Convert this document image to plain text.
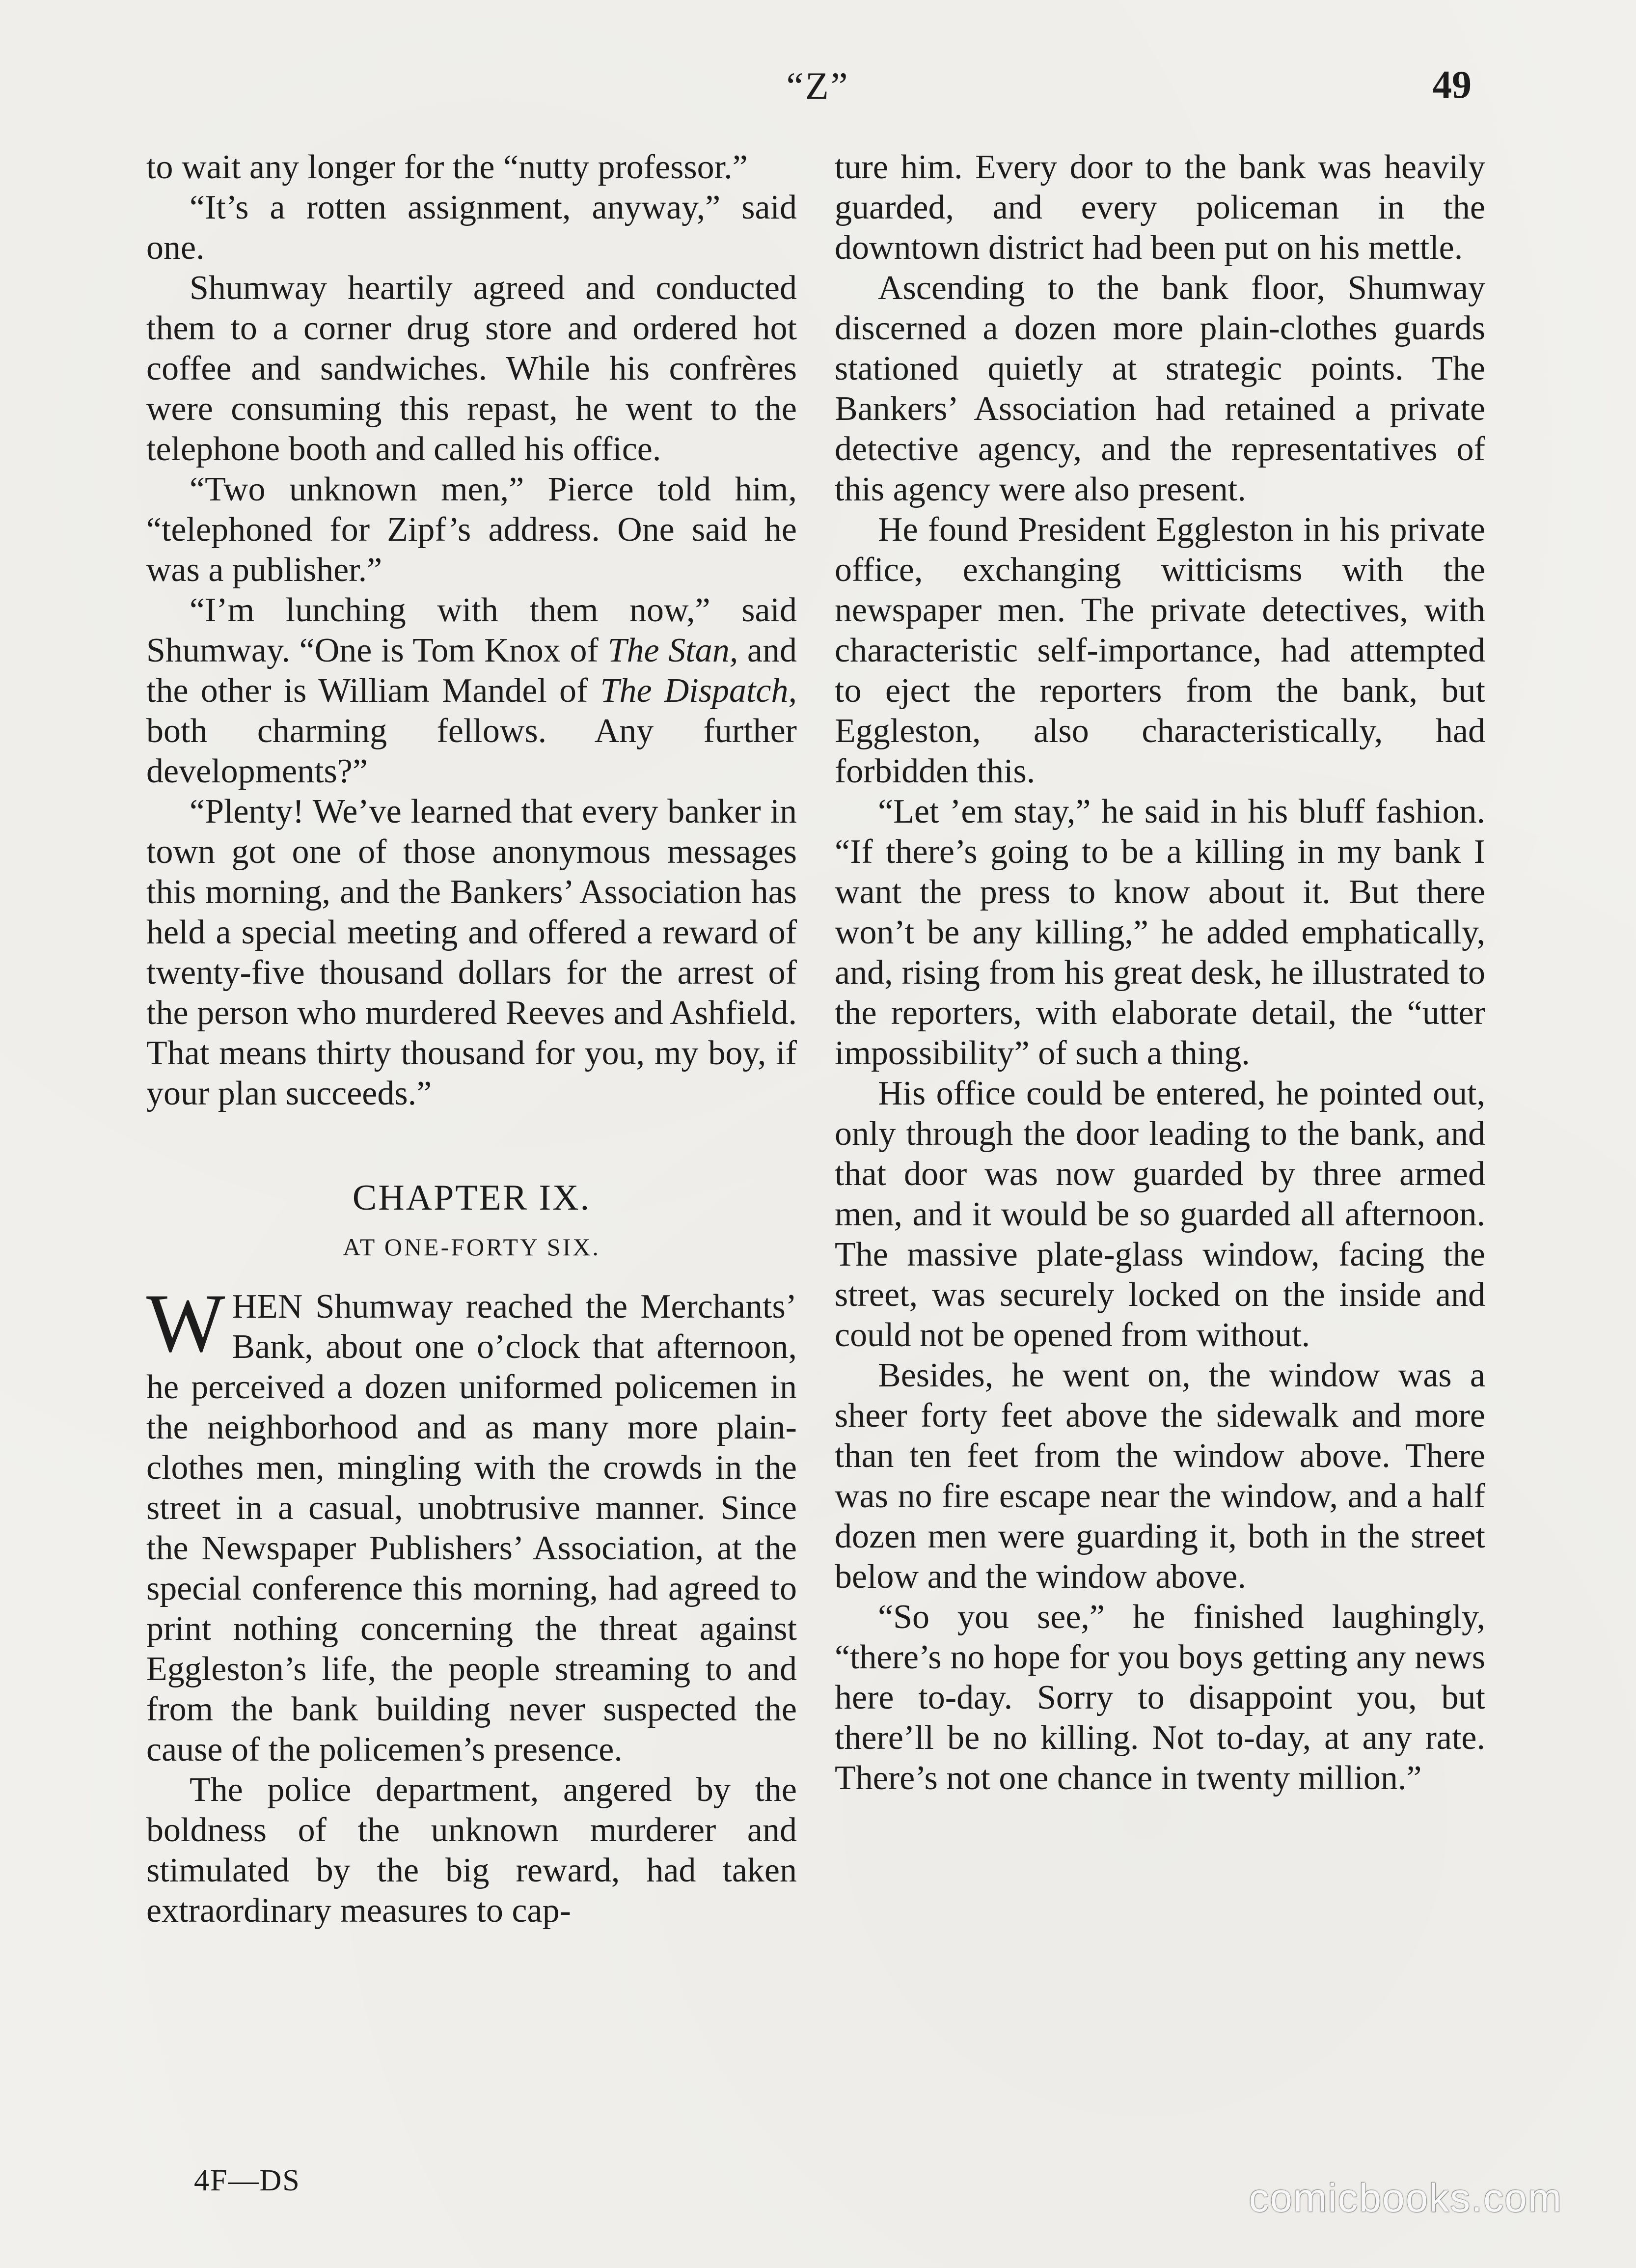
“Z”	49

to wait any longer for the “nutty professor.”

“It’s a rotten assignment, anyway,” said one.

Shumway heartily agreed and conducted them to a corner drug store and ordered hot coffee and sandwiches. While his confrères were consuming this repast, he went to the telephone booth and called his office.

“Two unknown men,” Pierce told him, “telephoned for Zipf’s address. One said he was a publisher.”

“I’m lunching with them now,” said Shumway. “One is Tom Knox of The Stan, and the other is William Mandel of The Dispatch, both charming fellows. Any further developments?”

“Plenty! We’ve learned that every banker in town got one of those anonymous messages this morning, and the Bankers’ Association has held a special meeting and offered a reward of twenty-five thousand dollars for the arrest of the person who murdered Reeves and Ashfield. That means thirty thousand for you, my boy, if your plan succeeds.”

CHAPTER IX.
AT ONE-FORTY SIX.

WHEN Shumway reached the Merchants’ Bank, about one o’clock that afternoon, he perceived a dozen uniformed policemen in the neighborhood and as many more plain-clothes men, mingling with the crowds in the street in a casual, unobtrusive manner. Since the Newspaper Publishers’ Association, at the special conference this morning, had agreed to print nothing concerning the threat against Eggleston’s life, the people streaming to and from the bank building never suspected the cause of the policemen’s presence.

The police department, angered by the boldness of the unknown murderer and stimulated by the big reward, had taken extraordinary measures to cap-

4F—DS

ture him. Every door to the bank was heavily guarded, and every policeman in the downtown district had been put on his mettle.

Ascending to the bank floor, Shumway discerned a dozen more plain-clothes guards stationed quietly at strategic points. The Bankers’ Association had retained a private detective agency, and the representatives of this agency were also present.

He found President Eggleston in his private office, exchanging witticisms with the newspaper men. The private detectives, with characteristic self-importance, had attempted to eject the reporters from the bank, but Eggleston, also characteristically, had forbidden this.

“Let ’em stay,” he said in his bluff fashion. “If there’s going to be a killing in my bank I want the press to know about it. But there won’t be any killing,” he added emphatically, and, rising from his great desk, he illustrated to the reporters, with elaborate detail, the “utter impossibility” of such a thing.

His office could be entered, he pointed out, only through the door leading to the bank, and that door was now guarded by three armed men, and it would be so guarded all afternoon. The massive plate-glass window, facing the street, was securely locked on the inside and could not be opened from without.

Besides, he went on, the window was a sheer forty feet above the sidewalk and more than ten feet from the window above. There was no fire escape near the window, and a half dozen men were guarding it, both in the street below and the window above.

“So you see,” he finished laughingly, “there’s no hope for you boys getting any news here to-day. Sorry to disappoint you, but there’ll be no killing. Not to-day, at any rate. There’s not one chance in twenty million.”

comicbooks.com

### Your objective
Say how many lines in this listing hold the string "unknown", giving the count and nothing more.

### Full solution
2